(Items from a data source)
- - -

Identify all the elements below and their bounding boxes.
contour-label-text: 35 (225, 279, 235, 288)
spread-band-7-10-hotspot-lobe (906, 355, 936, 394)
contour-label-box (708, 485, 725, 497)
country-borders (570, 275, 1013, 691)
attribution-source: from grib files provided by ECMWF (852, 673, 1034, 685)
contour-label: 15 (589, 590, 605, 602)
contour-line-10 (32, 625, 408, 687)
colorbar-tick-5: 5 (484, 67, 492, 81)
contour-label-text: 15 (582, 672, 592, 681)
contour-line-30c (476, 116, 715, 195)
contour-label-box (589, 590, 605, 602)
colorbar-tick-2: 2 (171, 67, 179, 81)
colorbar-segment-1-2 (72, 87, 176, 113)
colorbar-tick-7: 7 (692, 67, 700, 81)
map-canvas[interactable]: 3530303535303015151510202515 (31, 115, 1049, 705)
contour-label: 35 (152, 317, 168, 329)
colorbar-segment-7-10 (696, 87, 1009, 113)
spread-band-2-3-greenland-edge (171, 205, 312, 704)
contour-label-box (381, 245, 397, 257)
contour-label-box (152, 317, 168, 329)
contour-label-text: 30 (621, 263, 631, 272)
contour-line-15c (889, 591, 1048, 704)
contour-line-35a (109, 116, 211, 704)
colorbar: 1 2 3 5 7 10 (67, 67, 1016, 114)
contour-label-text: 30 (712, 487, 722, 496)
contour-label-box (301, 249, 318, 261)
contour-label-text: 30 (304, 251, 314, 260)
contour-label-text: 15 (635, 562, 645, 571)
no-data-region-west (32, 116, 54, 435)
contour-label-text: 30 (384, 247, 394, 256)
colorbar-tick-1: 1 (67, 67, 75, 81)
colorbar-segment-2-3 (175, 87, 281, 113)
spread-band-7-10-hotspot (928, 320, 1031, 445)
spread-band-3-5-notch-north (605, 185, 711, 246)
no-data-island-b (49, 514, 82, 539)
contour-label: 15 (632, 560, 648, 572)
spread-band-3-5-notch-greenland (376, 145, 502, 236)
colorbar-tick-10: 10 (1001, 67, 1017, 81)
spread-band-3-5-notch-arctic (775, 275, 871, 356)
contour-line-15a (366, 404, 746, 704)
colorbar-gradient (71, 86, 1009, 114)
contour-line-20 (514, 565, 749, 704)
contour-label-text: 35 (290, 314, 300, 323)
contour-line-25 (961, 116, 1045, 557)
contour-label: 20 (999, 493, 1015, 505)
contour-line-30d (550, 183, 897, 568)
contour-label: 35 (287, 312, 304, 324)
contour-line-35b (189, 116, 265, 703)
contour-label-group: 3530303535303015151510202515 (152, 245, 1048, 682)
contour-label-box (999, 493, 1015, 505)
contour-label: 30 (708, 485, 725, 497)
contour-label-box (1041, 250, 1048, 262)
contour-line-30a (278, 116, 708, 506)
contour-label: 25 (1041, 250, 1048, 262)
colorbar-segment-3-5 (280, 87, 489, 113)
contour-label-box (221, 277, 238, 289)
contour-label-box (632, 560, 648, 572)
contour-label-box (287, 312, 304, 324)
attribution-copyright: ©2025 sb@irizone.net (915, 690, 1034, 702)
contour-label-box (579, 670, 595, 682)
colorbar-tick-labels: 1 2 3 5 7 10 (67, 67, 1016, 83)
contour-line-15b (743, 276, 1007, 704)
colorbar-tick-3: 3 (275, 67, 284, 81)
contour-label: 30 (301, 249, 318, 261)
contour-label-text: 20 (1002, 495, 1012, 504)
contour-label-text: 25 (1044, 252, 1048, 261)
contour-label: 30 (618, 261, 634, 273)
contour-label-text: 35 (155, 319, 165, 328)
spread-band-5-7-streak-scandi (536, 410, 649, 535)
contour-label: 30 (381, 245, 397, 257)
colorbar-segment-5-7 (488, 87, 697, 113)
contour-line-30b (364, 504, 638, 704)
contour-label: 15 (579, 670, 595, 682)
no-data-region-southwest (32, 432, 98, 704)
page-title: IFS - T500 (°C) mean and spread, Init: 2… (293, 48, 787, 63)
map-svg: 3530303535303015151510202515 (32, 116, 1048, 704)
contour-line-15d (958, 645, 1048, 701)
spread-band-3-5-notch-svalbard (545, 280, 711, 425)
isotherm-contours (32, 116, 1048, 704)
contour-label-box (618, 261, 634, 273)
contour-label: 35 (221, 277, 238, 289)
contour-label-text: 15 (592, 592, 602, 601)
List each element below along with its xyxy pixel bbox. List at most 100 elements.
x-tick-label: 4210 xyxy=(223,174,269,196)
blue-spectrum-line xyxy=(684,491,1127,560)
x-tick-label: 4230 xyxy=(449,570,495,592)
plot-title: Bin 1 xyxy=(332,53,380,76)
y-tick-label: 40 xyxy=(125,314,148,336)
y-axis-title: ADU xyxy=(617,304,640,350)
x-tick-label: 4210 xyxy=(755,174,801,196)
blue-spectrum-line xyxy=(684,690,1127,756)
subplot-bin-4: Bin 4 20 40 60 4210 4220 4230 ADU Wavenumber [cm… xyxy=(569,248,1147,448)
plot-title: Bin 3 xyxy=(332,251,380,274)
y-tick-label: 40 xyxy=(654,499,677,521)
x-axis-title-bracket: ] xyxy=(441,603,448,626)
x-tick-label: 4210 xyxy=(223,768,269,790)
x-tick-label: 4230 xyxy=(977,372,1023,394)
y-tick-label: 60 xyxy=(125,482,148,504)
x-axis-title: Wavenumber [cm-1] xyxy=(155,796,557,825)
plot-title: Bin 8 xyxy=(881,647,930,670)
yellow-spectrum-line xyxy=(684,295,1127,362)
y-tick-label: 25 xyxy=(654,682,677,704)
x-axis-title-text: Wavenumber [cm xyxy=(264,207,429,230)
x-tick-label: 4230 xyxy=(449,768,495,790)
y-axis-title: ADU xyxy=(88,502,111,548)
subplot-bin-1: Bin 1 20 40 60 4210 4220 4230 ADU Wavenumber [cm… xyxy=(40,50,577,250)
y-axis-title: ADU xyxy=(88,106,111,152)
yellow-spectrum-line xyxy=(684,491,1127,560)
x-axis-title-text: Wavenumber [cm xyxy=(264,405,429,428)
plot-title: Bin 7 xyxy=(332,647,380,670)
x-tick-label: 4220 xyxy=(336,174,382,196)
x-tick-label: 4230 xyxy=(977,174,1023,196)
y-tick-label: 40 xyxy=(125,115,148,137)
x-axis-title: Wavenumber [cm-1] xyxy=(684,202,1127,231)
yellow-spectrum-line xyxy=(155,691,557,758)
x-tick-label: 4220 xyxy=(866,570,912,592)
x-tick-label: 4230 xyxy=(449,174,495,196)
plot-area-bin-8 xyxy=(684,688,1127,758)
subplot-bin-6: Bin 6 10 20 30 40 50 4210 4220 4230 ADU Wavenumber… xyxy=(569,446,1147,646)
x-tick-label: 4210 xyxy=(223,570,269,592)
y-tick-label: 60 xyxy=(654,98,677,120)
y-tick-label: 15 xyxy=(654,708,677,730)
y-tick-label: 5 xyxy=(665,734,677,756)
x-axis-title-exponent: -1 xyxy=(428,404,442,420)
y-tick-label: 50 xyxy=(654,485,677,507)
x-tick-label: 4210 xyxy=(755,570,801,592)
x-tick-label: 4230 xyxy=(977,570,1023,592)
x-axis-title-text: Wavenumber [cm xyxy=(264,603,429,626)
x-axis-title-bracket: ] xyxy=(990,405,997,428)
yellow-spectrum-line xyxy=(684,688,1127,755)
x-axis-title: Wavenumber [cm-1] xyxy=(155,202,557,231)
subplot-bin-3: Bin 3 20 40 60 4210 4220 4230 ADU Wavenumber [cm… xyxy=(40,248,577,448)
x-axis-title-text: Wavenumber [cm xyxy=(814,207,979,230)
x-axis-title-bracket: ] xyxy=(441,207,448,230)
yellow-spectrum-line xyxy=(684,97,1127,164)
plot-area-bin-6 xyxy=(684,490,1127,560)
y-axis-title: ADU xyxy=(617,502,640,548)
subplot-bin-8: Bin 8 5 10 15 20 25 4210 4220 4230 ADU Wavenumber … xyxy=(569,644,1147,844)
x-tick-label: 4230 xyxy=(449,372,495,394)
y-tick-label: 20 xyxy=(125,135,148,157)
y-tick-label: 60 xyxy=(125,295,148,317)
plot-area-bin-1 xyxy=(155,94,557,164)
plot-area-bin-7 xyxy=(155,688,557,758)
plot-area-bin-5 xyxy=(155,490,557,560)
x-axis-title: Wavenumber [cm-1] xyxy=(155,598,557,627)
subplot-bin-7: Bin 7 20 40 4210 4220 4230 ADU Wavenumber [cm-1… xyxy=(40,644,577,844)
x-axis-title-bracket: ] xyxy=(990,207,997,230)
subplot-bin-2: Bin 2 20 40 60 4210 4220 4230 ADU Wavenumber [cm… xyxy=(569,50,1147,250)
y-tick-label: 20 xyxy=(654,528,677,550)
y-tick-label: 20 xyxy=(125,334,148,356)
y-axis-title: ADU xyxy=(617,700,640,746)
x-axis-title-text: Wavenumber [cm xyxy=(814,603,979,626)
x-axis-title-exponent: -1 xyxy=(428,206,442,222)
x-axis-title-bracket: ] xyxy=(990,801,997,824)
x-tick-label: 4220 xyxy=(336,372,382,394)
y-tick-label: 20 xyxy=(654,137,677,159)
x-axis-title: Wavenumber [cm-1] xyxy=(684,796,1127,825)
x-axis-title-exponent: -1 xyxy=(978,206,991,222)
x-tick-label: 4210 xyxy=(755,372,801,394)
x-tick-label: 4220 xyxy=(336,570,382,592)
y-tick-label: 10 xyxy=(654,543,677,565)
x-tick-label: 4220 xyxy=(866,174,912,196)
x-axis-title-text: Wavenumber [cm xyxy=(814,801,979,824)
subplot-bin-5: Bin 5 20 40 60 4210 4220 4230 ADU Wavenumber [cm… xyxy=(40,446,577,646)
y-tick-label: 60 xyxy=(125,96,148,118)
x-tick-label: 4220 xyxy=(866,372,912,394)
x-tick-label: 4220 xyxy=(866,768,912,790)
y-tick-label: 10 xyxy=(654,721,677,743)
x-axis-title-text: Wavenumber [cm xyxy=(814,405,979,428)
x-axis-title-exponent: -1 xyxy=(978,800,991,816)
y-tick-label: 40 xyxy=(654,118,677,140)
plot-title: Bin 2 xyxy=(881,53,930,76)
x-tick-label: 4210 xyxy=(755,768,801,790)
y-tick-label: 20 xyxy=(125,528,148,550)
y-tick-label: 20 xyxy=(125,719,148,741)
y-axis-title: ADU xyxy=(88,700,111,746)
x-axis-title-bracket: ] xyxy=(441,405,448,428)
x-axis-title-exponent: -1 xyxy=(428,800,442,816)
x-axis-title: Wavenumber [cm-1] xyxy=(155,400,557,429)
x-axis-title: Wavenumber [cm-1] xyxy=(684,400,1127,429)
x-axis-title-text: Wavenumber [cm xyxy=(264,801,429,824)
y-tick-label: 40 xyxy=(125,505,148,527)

- - -

▶ _THE EXERCISE_:
Rewrite the lines from the start of the entries through the line containing "contour-line-35b (189, 116, 265, 703)", inclusive, switching every "contour-label-box" to "contour-label-frame" and leaving everything else unchanged.

▶ _THE ANSWER_:
Identify all the elements below and their bounding boxes.
contour-label-text: 35 (225, 279, 235, 288)
spread-band-7-10-hotspot-lobe (906, 355, 936, 394)
contour-label-frame (708, 485, 725, 497)
country-borders (570, 275, 1013, 691)
attribution-source: from grib files provided by ECMWF (852, 673, 1034, 685)
contour-label: 15 (589, 590, 605, 602)
contour-line-10 (32, 625, 408, 687)
colorbar-tick-5: 5 (484, 67, 492, 81)
contour-label-text: 15 (582, 672, 592, 681)
contour-line-30c (476, 116, 715, 195)
contour-label-frame (589, 590, 605, 602)
colorbar-tick-2: 2 (171, 67, 179, 81)
colorbar-segment-1-2 (72, 87, 176, 113)
colorbar-tick-7: 7 (692, 67, 700, 81)
map-canvas[interactable]: 3530303535303015151510202515 (31, 115, 1049, 705)
contour-label: 35 (152, 317, 168, 329)
colorbar-segment-7-10 (696, 87, 1009, 113)
spread-band-2-3-greenland-edge (171, 205, 312, 704)
contour-label-frame (381, 245, 397, 257)
contour-label-frame (152, 317, 168, 329)
contour-label-text: 30 (621, 263, 631, 272)
contour-line-15c (889, 591, 1048, 704)
contour-line-35a (109, 116, 211, 704)
colorbar: 1 2 3 5 7 10 (67, 67, 1016, 114)
contour-label-text: 30 (712, 487, 722, 496)
contour-label-frame (301, 249, 318, 261)
contour-label-text: 30 (304, 251, 314, 260)
contour-label-text: 15 (635, 562, 645, 571)
no-data-region-west (32, 116, 54, 435)
contour-label-text: 30 (384, 247, 394, 256)
colorbar-tick-1: 1 (67, 67, 75, 81)
colorbar-segment-2-3 (175, 87, 281, 113)
spread-band-7-10-hotspot (928, 320, 1031, 445)
spread-band-3-5-notch-north (605, 185, 711, 246)
no-data-island-b (49, 514, 82, 539)
contour-label: 15 (632, 560, 648, 572)
spread-band-3-5-notch-greenland (376, 145, 502, 236)
colorbar-tick-10: 10 (1001, 67, 1017, 81)
spread-band-3-5-notch-arctic (775, 275, 871, 356)
contour-line-15a (366, 404, 746, 704)
colorbar-gradient (71, 86, 1009, 114)
contour-line-20 (514, 565, 749, 704)
contour-label-text: 35 (290, 314, 300, 323)
contour-line-25 (961, 116, 1045, 557)
contour-label: 20 (999, 493, 1015, 505)
contour-line-30d (550, 183, 897, 568)
contour-label: 35 (287, 312, 304, 324)
contour-line-35b (189, 116, 265, 703)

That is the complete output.